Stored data
** Start **

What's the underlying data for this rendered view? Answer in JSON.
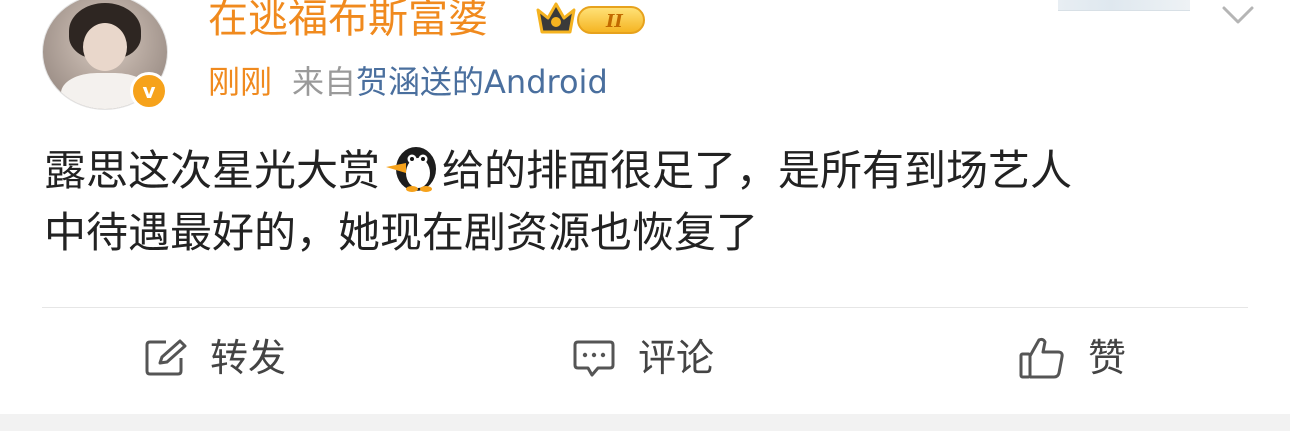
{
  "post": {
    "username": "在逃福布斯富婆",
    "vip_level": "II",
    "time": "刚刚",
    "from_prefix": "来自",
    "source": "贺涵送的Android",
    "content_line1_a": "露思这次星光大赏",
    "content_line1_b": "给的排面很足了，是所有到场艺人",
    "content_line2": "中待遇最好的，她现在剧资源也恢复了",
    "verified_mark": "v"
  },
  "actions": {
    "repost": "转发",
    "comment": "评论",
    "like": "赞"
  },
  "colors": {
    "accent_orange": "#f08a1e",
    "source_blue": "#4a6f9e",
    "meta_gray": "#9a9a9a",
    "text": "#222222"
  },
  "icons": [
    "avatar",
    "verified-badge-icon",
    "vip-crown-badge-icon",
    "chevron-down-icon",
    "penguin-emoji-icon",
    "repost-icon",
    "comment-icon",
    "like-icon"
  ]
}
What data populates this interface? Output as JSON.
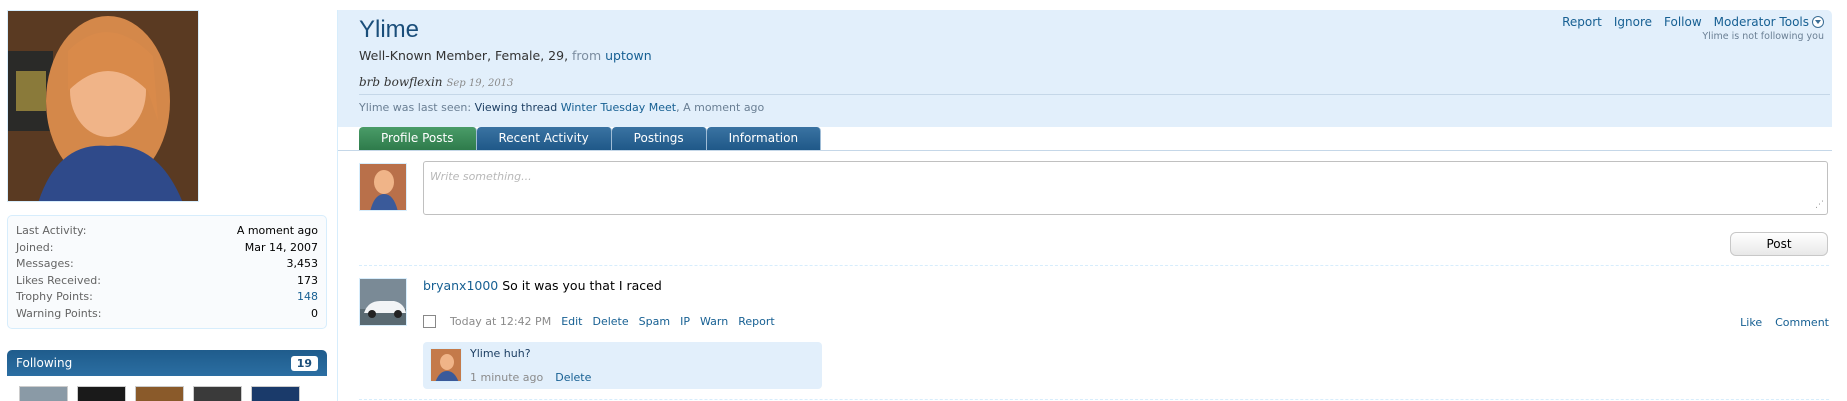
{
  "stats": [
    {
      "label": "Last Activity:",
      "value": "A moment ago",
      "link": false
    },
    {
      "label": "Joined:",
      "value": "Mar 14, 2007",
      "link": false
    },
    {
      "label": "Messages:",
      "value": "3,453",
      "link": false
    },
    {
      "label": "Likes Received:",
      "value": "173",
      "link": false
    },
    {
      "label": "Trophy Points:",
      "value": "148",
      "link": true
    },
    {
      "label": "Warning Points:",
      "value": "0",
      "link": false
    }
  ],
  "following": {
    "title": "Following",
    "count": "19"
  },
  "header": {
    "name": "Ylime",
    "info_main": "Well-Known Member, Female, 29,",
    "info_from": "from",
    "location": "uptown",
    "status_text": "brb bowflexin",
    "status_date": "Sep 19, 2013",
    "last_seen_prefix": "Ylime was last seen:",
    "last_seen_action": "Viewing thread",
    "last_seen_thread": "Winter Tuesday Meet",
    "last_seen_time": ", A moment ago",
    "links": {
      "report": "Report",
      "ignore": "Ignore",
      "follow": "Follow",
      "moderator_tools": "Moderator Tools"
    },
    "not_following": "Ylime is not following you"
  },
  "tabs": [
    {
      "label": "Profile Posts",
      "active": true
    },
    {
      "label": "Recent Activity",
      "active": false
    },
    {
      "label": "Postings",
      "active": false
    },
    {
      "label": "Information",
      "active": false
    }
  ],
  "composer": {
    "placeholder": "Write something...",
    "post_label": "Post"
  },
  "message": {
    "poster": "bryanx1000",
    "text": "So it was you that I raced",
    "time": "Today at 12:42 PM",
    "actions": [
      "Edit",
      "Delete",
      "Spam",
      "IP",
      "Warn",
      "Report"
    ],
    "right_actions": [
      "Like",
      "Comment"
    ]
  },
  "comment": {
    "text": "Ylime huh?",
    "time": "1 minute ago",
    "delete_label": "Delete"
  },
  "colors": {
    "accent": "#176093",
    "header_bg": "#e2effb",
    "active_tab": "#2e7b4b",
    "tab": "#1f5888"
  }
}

** End **

### Written task
Above are the records. Copy every line in them holding "this".

### Task response
What's the underlying data for this rendered view? Answer in JSON.
What data populates this interface? Output as JSON.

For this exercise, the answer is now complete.